— Begin —

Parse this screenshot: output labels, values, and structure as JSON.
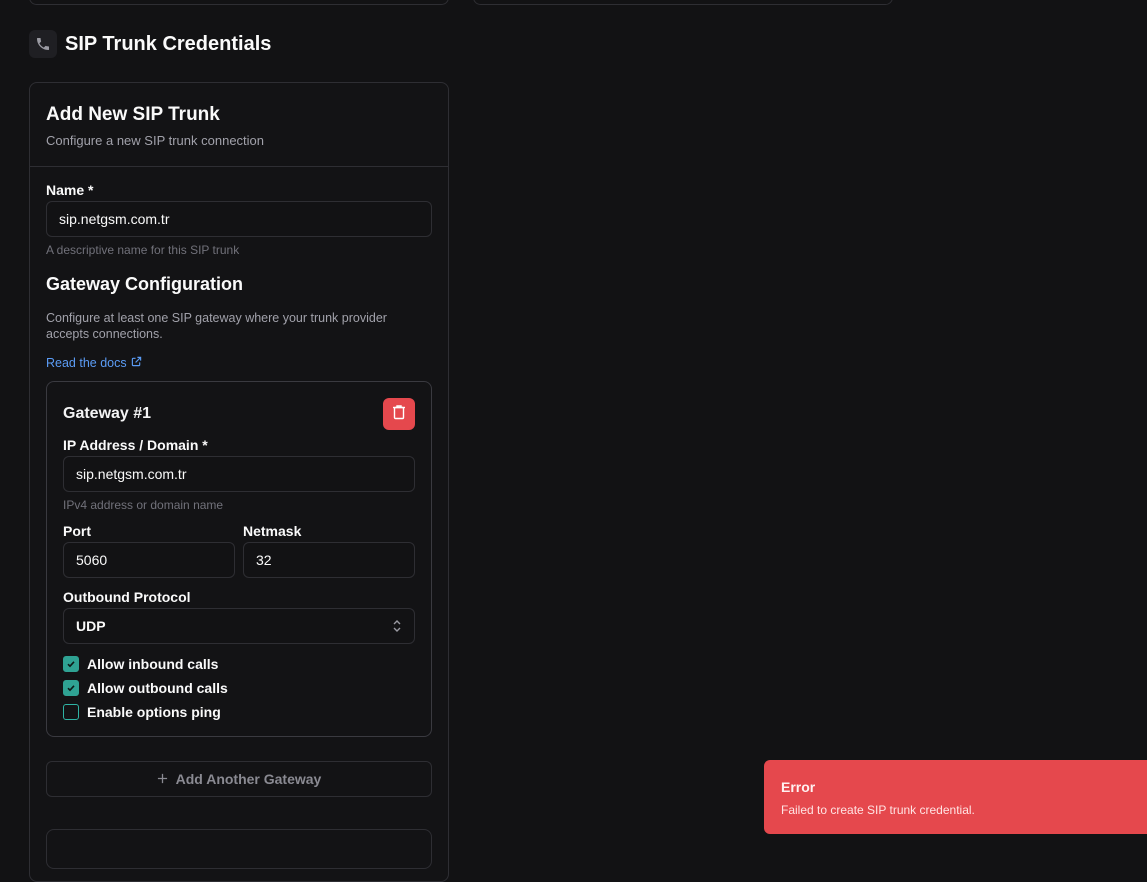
{
  "section": {
    "title": "SIP Trunk Credentials",
    "icon": "phone-icon"
  },
  "card": {
    "title": "Add New SIP Trunk",
    "description": "Configure a new SIP trunk connection"
  },
  "name_field": {
    "label": "Name *",
    "value": "sip.netgsm.com.tr",
    "hint": "A descriptive name for this SIP trunk"
  },
  "gateway_config": {
    "title": "Gateway Configuration",
    "description": "Configure at least one SIP gateway where your trunk provider accepts connections.",
    "docs_link": "Read the docs"
  },
  "gateway": {
    "title": "Gateway #1",
    "ip_label": "IP Address / Domain *",
    "ip_value": "sip.netgsm.com.tr",
    "ip_hint": "IPv4 address or domain name",
    "port_label": "Port",
    "port_value": "5060",
    "netmask_label": "Netmask",
    "netmask_value": "32",
    "protocol_label": "Outbound Protocol",
    "protocol_value": "UDP",
    "checkboxes": [
      {
        "label": "Allow inbound calls",
        "checked": true
      },
      {
        "label": "Allow outbound calls",
        "checked": true
      },
      {
        "label": "Enable options ping",
        "checked": false
      }
    ]
  },
  "add_gateway_label": "Add Another Gateway",
  "toast": {
    "title": "Error",
    "message": "Failed to create SIP trunk credential."
  },
  "colors": {
    "accent_link": "#5b9cf5",
    "danger": "#e5484d",
    "checkbox": "#2fa293"
  }
}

— End —

• [Task requirements]: Each entry above is to be written out again unchanged, apart from the pictures, which are left out.

• [The solution]:
Parse this screenshot: output labels, values, and structure as JSON.
{
  "section": {
    "title": "SIP Trunk Credentials",
    "icon": "phone-icon"
  },
  "card": {
    "title": "Add New SIP Trunk",
    "description": "Configure a new SIP trunk connection"
  },
  "name_field": {
    "label": "Name *",
    "value": "sip.netgsm.com.tr",
    "hint": "A descriptive name for this SIP trunk"
  },
  "gateway_config": {
    "title": "Gateway Configuration",
    "description": "Configure at least one SIP gateway where your trunk provider accepts connections.",
    "docs_link": "Read the docs"
  },
  "gateway": {
    "title": "Gateway #1",
    "ip_label": "IP Address / Domain *",
    "ip_value": "sip.netgsm.com.tr",
    "ip_hint": "IPv4 address or domain name",
    "port_label": "Port",
    "port_value": "5060",
    "netmask_label": "Netmask",
    "netmask_value": "32",
    "protocol_label": "Outbound Protocol",
    "protocol_value": "UDP",
    "checkboxes": [
      {
        "label": "Allow inbound calls",
        "checked": true
      },
      {
        "label": "Allow outbound calls",
        "checked": true
      },
      {
        "label": "Enable options ping",
        "checked": false
      }
    ]
  },
  "add_gateway_label": "Add Another Gateway",
  "toast": {
    "title": "Error",
    "message": "Failed to create SIP trunk credential."
  },
  "colors": {
    "accent_link": "#5b9cf5",
    "danger": "#e5484d",
    "checkbox": "#2fa293"
  }
}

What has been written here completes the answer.